▶ _What is required_: Transcribe the entire listing faithfully; every line must match the original.

════════════════════

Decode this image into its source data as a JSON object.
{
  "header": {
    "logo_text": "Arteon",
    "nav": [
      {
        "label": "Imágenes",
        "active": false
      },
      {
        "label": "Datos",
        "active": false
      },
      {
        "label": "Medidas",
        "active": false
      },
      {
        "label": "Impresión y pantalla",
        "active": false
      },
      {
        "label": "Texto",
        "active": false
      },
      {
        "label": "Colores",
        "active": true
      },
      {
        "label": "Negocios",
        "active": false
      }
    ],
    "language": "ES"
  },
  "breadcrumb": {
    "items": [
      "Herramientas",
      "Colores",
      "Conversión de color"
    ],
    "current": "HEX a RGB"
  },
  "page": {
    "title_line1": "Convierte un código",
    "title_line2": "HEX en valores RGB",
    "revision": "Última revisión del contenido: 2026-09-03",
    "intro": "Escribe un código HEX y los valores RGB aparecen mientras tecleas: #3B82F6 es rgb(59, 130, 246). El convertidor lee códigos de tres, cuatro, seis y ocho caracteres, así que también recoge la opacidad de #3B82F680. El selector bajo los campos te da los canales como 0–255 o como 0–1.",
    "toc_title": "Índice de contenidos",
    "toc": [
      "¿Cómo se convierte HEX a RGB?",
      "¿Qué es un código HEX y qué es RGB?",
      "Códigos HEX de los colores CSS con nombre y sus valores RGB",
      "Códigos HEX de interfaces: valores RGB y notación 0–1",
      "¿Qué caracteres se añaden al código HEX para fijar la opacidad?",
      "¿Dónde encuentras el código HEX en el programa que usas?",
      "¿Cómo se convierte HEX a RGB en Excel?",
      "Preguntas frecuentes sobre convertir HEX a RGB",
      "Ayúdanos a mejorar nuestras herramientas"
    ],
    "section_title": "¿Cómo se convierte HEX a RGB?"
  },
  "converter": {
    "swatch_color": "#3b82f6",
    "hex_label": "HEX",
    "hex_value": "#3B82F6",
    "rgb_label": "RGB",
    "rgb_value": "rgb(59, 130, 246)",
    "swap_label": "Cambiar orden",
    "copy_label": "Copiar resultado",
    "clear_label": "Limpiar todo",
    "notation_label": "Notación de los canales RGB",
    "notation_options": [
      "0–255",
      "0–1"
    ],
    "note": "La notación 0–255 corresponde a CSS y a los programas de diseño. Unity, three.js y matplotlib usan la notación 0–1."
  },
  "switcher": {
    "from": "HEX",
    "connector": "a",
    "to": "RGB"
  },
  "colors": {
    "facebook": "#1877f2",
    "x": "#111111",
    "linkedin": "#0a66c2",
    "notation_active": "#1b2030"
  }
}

════════════════════

▶ _Task response_:
Decode this image into its source data as a JSON object.
{
  "header": {
    "logo_text": "Arteon",
    "nav": [
      {
        "label": "Imágenes",
        "active": false
      },
      {
        "label": "Datos",
        "active": false
      },
      {
        "label": "Medidas",
        "active": false
      },
      {
        "label": "Impresión y pantalla",
        "active": false
      },
      {
        "label": "Texto",
        "active": false
      },
      {
        "label": "Colores",
        "active": true
      },
      {
        "label": "Negocios",
        "active": false
      }
    ],
    "language": "ES"
  },
  "breadcrumb": {
    "items": [
      "Herramientas",
      "Colores",
      "Conversión de color"
    ],
    "current": "HEX a RGB"
  },
  "page": {
    "title_line1": "Convierte un código",
    "title_line2": "HEX en valores RGB",
    "revision": "Última revisión del contenido: 2026-09-03",
    "intro": "Escribe un código HEX y los valores RGB aparecen mientras tecleas: #3B82F6 es rgb(59, 130, 246). El convertidor lee códigos de tres, cuatro, seis y ocho caracteres, así que también recoge la opacidad de #3B82F680. El selector bajo los campos te da los canales como 0–255 o como 0–1.",
    "toc_title": "Índice de contenidos",
    "toc": [
      "¿Cómo se convierte HEX a RGB?",
      "¿Qué es un código HEX y qué es RGB?",
      "Códigos HEX de los colores CSS con nombre y sus valores RGB",
      "Códigos HEX de interfaces: valores RGB y notación 0–1",
      "¿Qué caracteres se añaden al código HEX para fijar la opacidad?",
      "¿Dónde encuentras el código HEX en el programa que usas?",
      "¿Cómo se convierte HEX a RGB en Excel?",
      "Preguntas frecuentes sobre convertir HEX a RGB",
      "Ayúdanos a mejorar nuestras herramientas"
    ],
    "section_title": "¿Cómo se convierte HEX a RGB?"
  },
  "converter": {
    "swatch_color": "#3b82f6",
    "hex_label": "HEX",
    "hex_value": "#3B82F6",
    "rgb_label": "RGB",
    "rgb_value": "rgb(59, 130, 246)",
    "swap_label": "Cambiar orden",
    "copy_label": "Copiar resultado",
    "clear_label": "Limpiar todo",
    "notation_label": "Notación de los canales RGB",
    "notation_options": [
      "0–255",
      "0–1"
    ],
    "note": "La notación 0–255 corresponde a CSS y a los programas de diseño. Unity, three.js y matplotlib usan la notación 0–1."
  },
  "switcher": {
    "from": "HEX",
    "connector": "a",
    "to": "RGB"
  },
  "colors": {
    "facebook": "#1877f2",
    "x": "#111111",
    "linkedin": "#0a66c2",
    "notation_active": "#1b2030"
  }
}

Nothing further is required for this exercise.